DIRECTIVE: Copy the data word for word, keeping every line.

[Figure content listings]
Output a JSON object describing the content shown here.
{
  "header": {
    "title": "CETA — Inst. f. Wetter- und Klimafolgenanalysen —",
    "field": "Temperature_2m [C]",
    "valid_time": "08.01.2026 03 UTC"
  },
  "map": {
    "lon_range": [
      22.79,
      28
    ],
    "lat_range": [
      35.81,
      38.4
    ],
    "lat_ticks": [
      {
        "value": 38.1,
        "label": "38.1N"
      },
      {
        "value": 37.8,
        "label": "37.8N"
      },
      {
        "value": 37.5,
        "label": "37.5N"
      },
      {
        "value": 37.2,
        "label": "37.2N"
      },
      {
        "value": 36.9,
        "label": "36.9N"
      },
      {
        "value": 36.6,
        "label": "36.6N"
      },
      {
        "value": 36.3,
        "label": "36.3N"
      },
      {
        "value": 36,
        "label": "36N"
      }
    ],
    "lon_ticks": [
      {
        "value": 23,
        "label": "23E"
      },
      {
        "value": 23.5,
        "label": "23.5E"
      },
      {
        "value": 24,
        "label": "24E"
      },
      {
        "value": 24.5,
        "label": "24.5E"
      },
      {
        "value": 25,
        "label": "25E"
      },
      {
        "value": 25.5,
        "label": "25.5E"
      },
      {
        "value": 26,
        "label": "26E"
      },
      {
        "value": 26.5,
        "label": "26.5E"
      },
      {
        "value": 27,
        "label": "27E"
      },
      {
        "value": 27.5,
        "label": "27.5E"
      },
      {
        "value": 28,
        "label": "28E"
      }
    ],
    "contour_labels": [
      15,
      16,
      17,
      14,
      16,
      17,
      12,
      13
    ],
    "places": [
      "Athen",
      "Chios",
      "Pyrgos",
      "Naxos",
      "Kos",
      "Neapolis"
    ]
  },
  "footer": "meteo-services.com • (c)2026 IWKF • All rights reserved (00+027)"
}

ANSWER TO THIS EXERCISE:
Output a JSON object describing the content shown here.
{
  "header": {
    "title": "CETA — Inst. f. Wetter- und Klimafolgenanalysen —",
    "field": "Temperature_2m [C]",
    "valid_time": "08.01.2026 03 UTC"
  },
  "map": {
    "lon_range": [
      22.79,
      28
    ],
    "lat_range": [
      35.81,
      38.4
    ],
    "lat_ticks": [
      {
        "value": 38.1,
        "label": "38.1N"
      },
      {
        "value": 37.8,
        "label": "37.8N"
      },
      {
        "value": 37.5,
        "label": "37.5N"
      },
      {
        "value": 37.2,
        "label": "37.2N"
      },
      {
        "value": 36.9,
        "label": "36.9N"
      },
      {
        "value": 36.6,
        "label": "36.6N"
      },
      {
        "value": 36.3,
        "label": "36.3N"
      },
      {
        "value": 36,
        "label": "36N"
      }
    ],
    "lon_ticks": [
      {
        "value": 23,
        "label": "23E"
      },
      {
        "value": 23.5,
        "label": "23.5E"
      },
      {
        "value": 24,
        "label": "24E"
      },
      {
        "value": 24.5,
        "label": "24.5E"
      },
      {
        "value": 25,
        "label": "25E"
      },
      {
        "value": 25.5,
        "label": "25.5E"
      },
      {
        "value": 26,
        "label": "26E"
      },
      {
        "value": 26.5,
        "label": "26.5E"
      },
      {
        "value": 27,
        "label": "27E"
      },
      {
        "value": 27.5,
        "label": "27.5E"
      },
      {
        "value": 28,
        "label": "28E"
      }
    ],
    "contour_labels": [
      15,
      16,
      17,
      14,
      16,
      17,
      12,
      13
    ],
    "places": [
      "Athen",
      "Chios",
      "Pyrgos",
      "Naxos",
      "Kos",
      "Neapolis"
    ]
  },
  "footer": "meteo-services.com • (c)2026 IWKF • All rights reserved (00+027)"
}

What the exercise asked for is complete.